REQUISITI DEI COMPITI -
1) Rispondi alle domande seguenti sul testo relativo all'abbandono dei rifiuti:
(a) Quale pena detentiva prevede il provvedimento descritto per chi abbandona rifiuti ingombranti?
(b) Quale carica ricopre chi scrive?
(c) Quale città viene citata come centro cittadino patrimonio Unesco?
2) Trascrivi carattere per carattere il passaggio del testo sull'abbandono dei rifiuti compreso tra "Una delle ultime, passate" e "Campania in primis.", estremi inclusi.
3) Prosegui il testo sull'abbandono dei rifiuti, a partire dalla frase successiva all'ultima riportata.

TESTO SORGENTE -
• Ecomafie

  • La sfera penale e la lavatrice nel fosso

    Una delle ultime, passate un po’ sotto silenzio, del sinistro Governo è l’arresto in flagranza (e da 6 mesi a 3 anni di carcere) per chi abbandona rifiuti ingombranti sulle strade (e sui campi) delle regioni in stato di emergenza per i rifiuti, Campania in primis.

    Chi scrive si occupa ogni giorno anche di cassonetti, cestini e rifiuti abbandonati. E’ anche questo il mestiere del Presidente di Circoscrizione, e mi tocca occuparmene spesso anche di un centro cittadino patrimonio Unesco come Ferrara. In più mi hanno insegnato da piccolo a non gettare le carte per terra. Per questo da tempo ritengo quello dell’abbandono del rifiuto, dalla cicca in piazza al materasso o alla lavtrice nel fosso, un gesto di grande inciviltà. Da punire anche con multe salate (e anche pubblico ludibrio laddove possibile.. 😉 ).

ESTRATTI DEI DATI -
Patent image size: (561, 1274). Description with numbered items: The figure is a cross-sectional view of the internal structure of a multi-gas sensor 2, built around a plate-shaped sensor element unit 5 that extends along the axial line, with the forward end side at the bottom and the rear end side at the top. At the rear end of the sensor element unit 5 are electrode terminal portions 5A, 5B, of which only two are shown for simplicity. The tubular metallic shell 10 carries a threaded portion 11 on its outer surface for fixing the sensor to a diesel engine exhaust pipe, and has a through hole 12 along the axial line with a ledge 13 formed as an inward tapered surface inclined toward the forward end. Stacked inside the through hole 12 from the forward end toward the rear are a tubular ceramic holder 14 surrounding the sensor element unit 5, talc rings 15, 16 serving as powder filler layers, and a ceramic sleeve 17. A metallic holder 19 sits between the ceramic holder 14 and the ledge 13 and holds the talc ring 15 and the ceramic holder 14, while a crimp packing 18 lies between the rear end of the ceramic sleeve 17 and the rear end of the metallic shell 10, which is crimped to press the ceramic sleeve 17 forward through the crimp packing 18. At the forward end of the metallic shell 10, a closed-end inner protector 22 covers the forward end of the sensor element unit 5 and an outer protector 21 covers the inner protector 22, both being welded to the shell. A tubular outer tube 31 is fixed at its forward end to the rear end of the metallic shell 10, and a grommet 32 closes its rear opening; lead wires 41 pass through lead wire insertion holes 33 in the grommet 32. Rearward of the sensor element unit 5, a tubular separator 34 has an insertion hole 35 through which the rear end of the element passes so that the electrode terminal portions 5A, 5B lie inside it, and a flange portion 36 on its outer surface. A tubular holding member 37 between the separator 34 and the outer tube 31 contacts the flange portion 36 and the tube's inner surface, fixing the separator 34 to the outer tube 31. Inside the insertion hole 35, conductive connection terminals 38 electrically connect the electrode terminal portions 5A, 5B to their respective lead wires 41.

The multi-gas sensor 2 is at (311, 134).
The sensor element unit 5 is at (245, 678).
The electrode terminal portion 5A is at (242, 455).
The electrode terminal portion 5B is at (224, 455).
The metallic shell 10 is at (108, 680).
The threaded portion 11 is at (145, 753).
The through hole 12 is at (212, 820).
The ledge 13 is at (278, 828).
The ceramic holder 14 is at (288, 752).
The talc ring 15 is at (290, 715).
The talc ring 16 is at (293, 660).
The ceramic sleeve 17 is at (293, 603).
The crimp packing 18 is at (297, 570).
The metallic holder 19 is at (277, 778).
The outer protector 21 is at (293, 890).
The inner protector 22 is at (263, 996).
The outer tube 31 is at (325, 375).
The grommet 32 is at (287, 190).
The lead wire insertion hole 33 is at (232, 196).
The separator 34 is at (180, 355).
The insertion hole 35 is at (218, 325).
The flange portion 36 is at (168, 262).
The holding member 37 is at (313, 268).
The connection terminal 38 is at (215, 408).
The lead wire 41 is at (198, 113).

RISPOSTE IN ORDINE -
1)
(a) Da 6 mesi a 3 anni di carcere, con arresto in flagranza.
(b) Presidente di Circoscrizione.
(c) Ferrara.

2)
Una delle ultime, passate un po’ sotto silenzio, del sinistro Governo è l’arresto in flagranza (e da 6 mesi a 3 anni di carcere) per chi abbandona rifiuti ingombranti sulle strade (e sui campi) delle regioni in stato di emergenza per i rifiuti, Campania in primis.

3)
    Ma allargare la sfera penale anche a questo, obiettivamente, mi pare troppo. Fra l’altro in luoghi laddove la presenza dello Stato si è sempre fatta sentire (e male) proprio con l’autorità e la repressione fine a se stessa. Ovvero, se non riescono a mandare in galera chi organizza le discariche di rifuti tossici sotto i campi coltivati, cosa risolveremo arrestando 2 o 3 (o 2/300) incivili che buttano il materasso nel fosso?

    La vogliamo smettere di aumentare il numero di reati penali e l’entità delle pene, come se bastasse vietare qualcosa per risolvere il problema? Forse è venuto il tempo di dare a questi cittadini un’alternativa alla gestione dei rifiuti made in gomorra.